Objective:
Show all lines from the data that include the word "efficient".

[Stored items]
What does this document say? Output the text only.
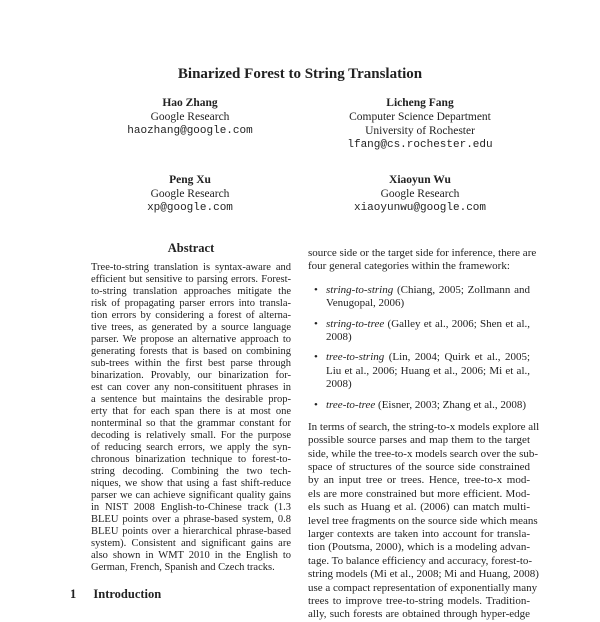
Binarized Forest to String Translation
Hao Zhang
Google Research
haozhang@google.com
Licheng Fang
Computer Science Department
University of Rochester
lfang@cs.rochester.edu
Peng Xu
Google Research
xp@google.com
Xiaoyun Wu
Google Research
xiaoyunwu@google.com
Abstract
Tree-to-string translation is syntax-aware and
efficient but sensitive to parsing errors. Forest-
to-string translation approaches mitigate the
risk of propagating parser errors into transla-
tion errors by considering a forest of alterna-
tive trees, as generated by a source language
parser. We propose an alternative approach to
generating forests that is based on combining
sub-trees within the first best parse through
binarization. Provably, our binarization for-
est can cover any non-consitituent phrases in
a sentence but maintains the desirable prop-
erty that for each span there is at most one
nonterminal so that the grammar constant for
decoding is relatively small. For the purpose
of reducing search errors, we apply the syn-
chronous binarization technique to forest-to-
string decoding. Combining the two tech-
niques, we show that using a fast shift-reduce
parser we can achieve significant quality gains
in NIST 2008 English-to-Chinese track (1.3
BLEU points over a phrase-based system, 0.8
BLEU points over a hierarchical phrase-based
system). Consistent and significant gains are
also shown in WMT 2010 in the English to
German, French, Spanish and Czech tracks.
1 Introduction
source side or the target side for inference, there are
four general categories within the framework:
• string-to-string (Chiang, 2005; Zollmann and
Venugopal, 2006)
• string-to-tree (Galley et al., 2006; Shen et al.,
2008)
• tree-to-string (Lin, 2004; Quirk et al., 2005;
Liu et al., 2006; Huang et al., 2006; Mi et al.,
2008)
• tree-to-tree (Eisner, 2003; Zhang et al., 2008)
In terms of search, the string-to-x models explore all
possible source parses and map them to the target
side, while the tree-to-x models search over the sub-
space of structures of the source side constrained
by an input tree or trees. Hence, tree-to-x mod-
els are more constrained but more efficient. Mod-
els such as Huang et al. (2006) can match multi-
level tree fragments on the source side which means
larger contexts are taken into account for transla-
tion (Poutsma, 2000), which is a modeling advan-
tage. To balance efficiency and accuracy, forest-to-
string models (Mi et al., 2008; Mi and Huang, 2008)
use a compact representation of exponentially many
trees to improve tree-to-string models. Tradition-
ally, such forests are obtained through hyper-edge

Written response:
efficient but sensitive to parsing errors. Forest-
els are more constrained but more efficient. Mod-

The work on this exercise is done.